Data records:
▶

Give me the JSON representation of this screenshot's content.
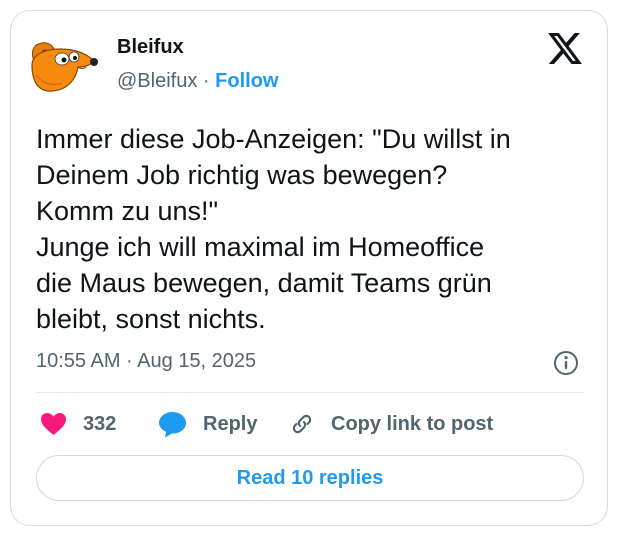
{
  "author": {
    "name": "Bleifux",
    "handle": "@Bleifux",
    "separator": "·",
    "follow_label": "Follow",
    "avatar_icon": "orange-fox-avatar"
  },
  "brand": {
    "logo_icon": "x-logo-icon"
  },
  "tweet": {
    "text": "Immer diese Job-Anzeigen: \"Du willst in\nDeinem Job richtig was bewegen?\nKomm zu uns!\"\nJunge ich will maximal im Homeoffice\ndie Maus bewegen, damit Teams grün\nbleibt, sonst nichts.",
    "timestamp": "10:55 AM · Aug 15, 2025"
  },
  "actions": {
    "like_count": "332",
    "reply_label": "Reply",
    "copy_label": "Copy link to post"
  },
  "footer": {
    "read_replies_label": "Read 10 replies"
  },
  "colors": {
    "accent": "#1d9bf0",
    "like": "#f91880",
    "text": "#0f1419",
    "muted": "#536471",
    "border": "#d6dbdf"
  }
}
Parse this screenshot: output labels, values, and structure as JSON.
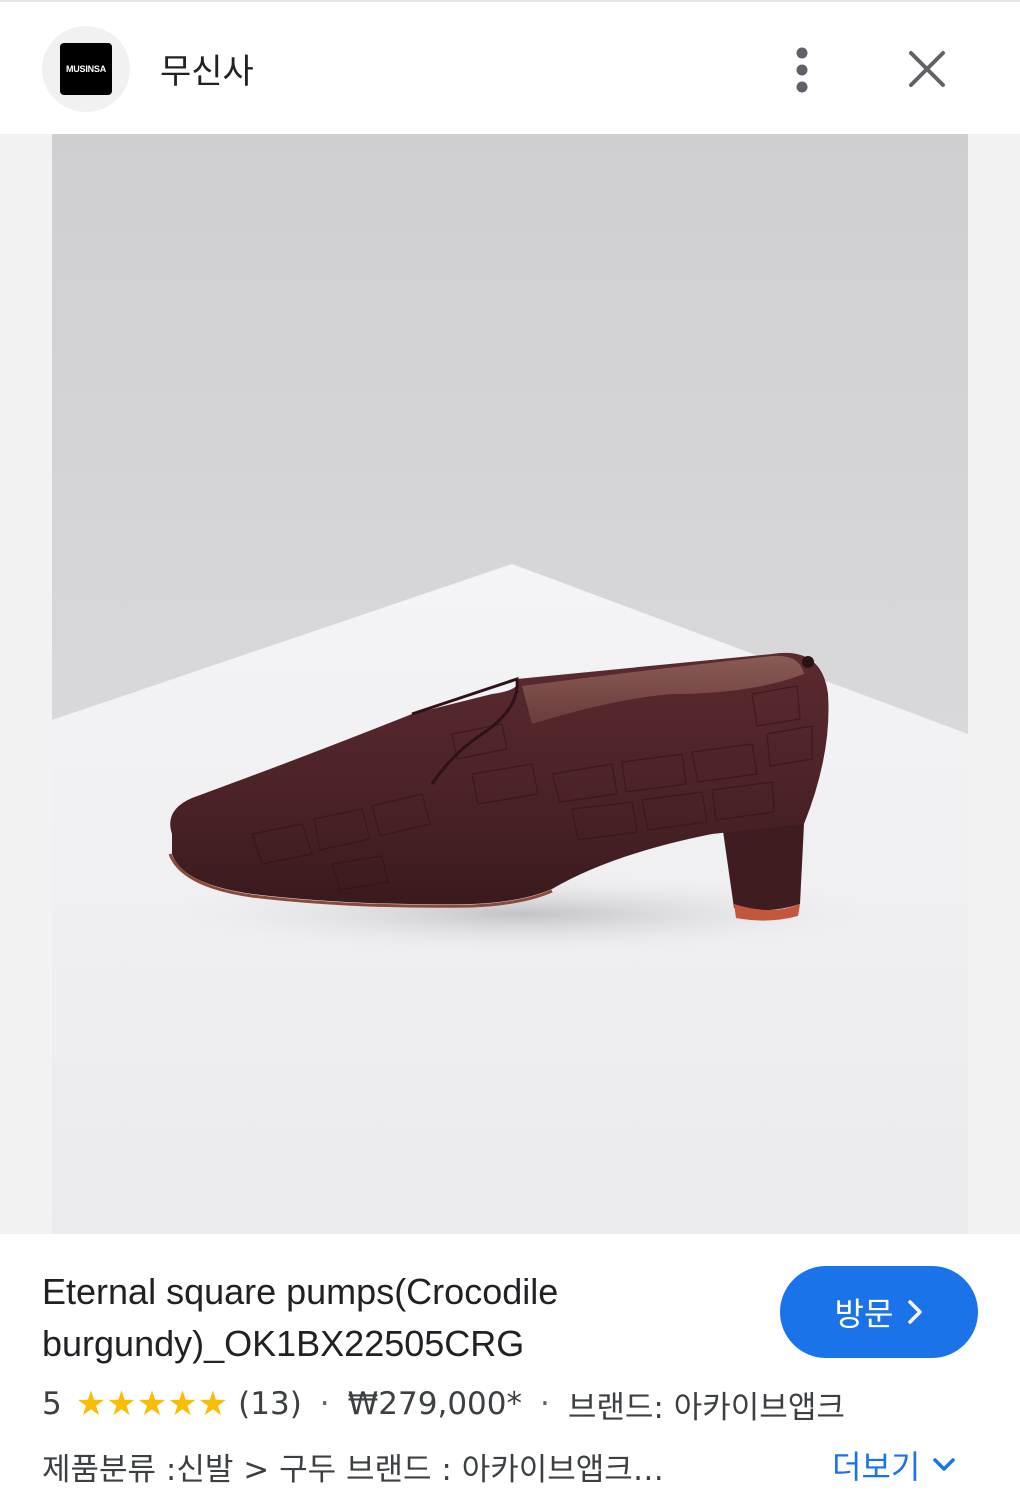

◀

[YOUR OBJECTIVE]
Every line above should be returned exactly; the pictures stay out.

[SOLUTION TO THIS EXERCISE]
Give me the JSON representation of this screenshot's content.
{
  "author": {
    "name": "Bleifux",
    "handle": "@Bleifux",
    "separator": "·",
    "follow_label": "Follow",
    "avatar_icon": "orange-fox-avatar"
  },
  "brand": {
    "logo_icon": "x-logo-icon"
  },
  "tweet": {
    "text": "Immer diese Job-Anzeigen: \"Du willst in\nDeinem Job richtig was bewegen?\nKomm zu uns!\"\nJunge ich will maximal im Homeoffice\ndie Maus bewegen, damit Teams grün\nbleibt, sonst nichts.",
    "timestamp": "10:55 AM · Aug 15, 2025"
  },
  "actions": {
    "like_count": "332",
    "reply_label": "Reply",
    "copy_label": "Copy link to post"
  },
  "footer": {
    "read_replies_label": "Read 10 replies"
  },
  "colors": {
    "accent": "#1d9bf0",
    "like": "#f91880",
    "text": "#0f1419",
    "muted": "#536471",
    "border": "#d6dbdf"
  }
}
Parse this screenshot: output labels, values, and structure as JSON.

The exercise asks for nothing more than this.